Records
═══

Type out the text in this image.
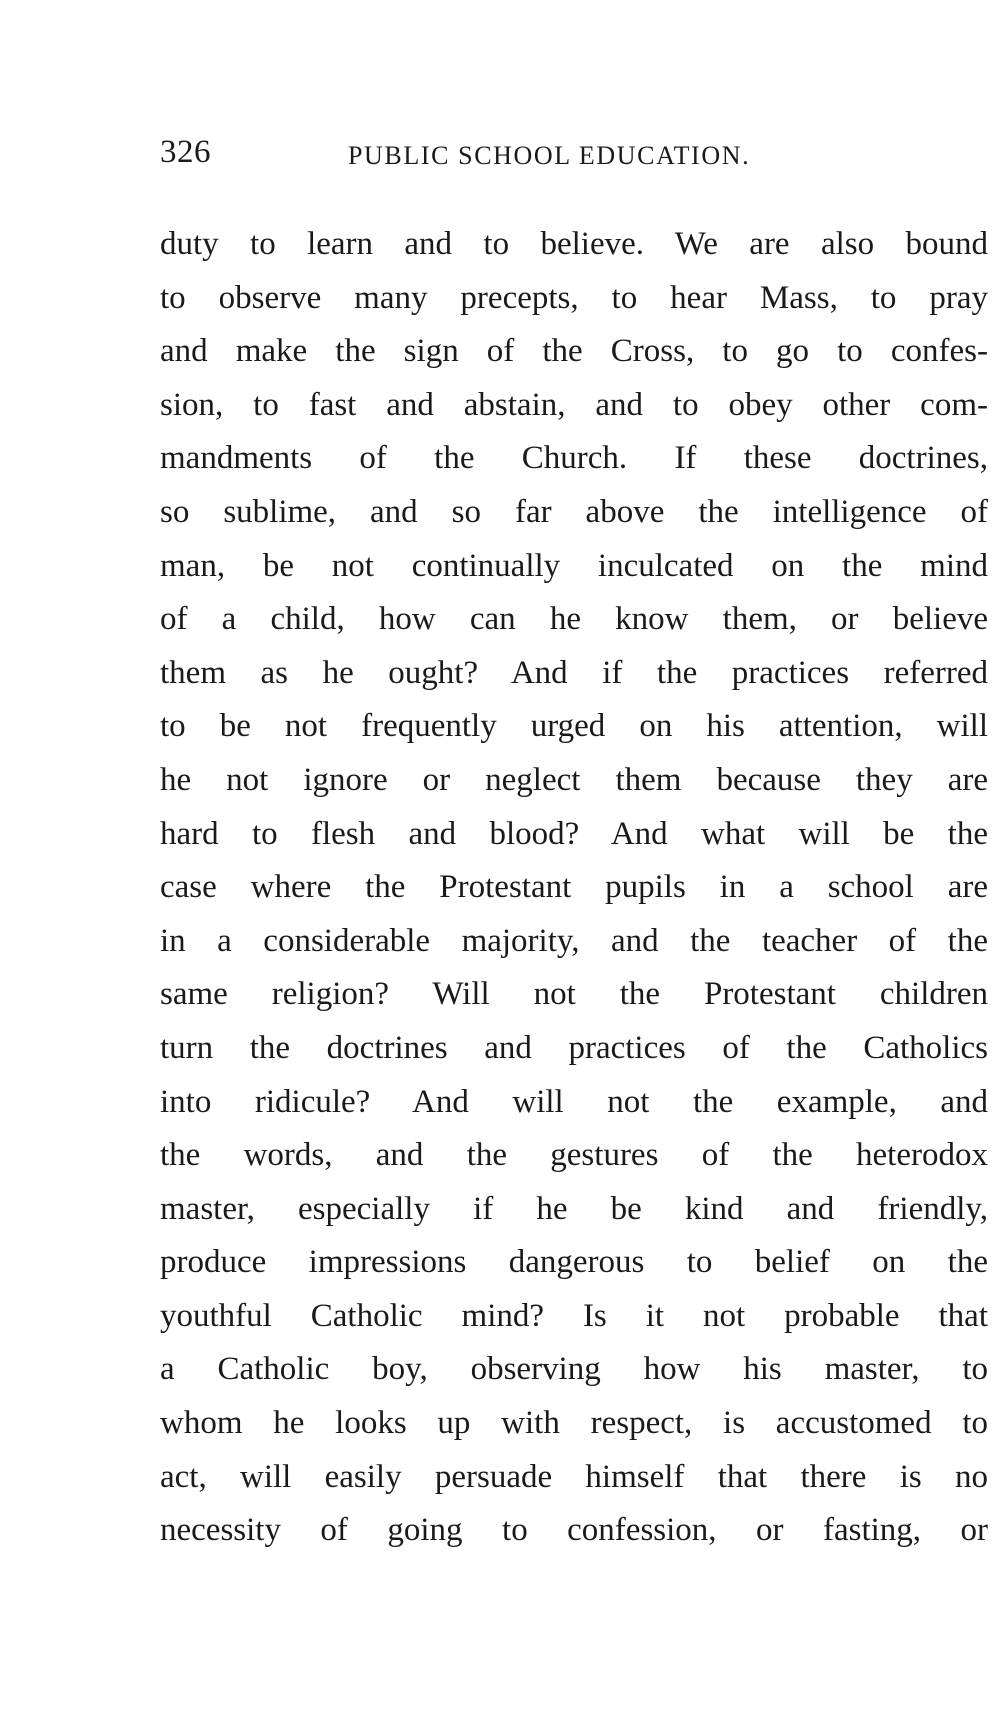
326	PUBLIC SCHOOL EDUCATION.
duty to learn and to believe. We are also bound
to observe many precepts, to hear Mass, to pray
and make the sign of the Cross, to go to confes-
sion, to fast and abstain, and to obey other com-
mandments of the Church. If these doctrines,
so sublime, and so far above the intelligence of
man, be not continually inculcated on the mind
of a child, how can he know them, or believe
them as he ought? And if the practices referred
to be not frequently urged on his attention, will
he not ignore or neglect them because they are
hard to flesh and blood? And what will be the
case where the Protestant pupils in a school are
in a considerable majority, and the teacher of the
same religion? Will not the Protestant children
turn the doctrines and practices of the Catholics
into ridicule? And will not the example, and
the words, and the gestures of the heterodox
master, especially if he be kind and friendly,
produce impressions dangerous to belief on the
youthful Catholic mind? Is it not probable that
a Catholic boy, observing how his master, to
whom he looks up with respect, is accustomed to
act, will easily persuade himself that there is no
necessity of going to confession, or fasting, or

═══

THE REQUEST =>
Transcribe all entries above exactly. Drop the pictures.

RESULT BELOW =>
Type out the text in this image.
326	PUBLIC SCHOOL EDUCATION.
duty to learn and to believe. We are also bound
to observe many precepts, to hear Mass, to pray
and make the sign of the Cross, to go to confes-
sion, to fast and abstain, and to obey other com-
mandments of the Church. If these doctrines,
so sublime, and so far above the intelligence of
man, be not continually inculcated on the mind
of a child, how can he know them, or believe
them as he ought? And if the practices referred
to be not frequently urged on his attention, will
he not ignore or neglect them because they are
hard to flesh and blood? And what will be the
case where the Protestant pupils in a school are
in a considerable majority, and the teacher of the
same religion? Will not the Protestant children
turn the doctrines and practices of the Catholics
into ridicule? And will not the example, and
the words, and the gestures of the heterodox
master, especially if he be kind and friendly,
produce impressions dangerous to belief on the
youthful Catholic mind? Is it not probable that
a Catholic boy, observing how his master, to
whom he looks up with respect, is accustomed to
act, will easily persuade himself that there is no
necessity of going to confession, or fasting, or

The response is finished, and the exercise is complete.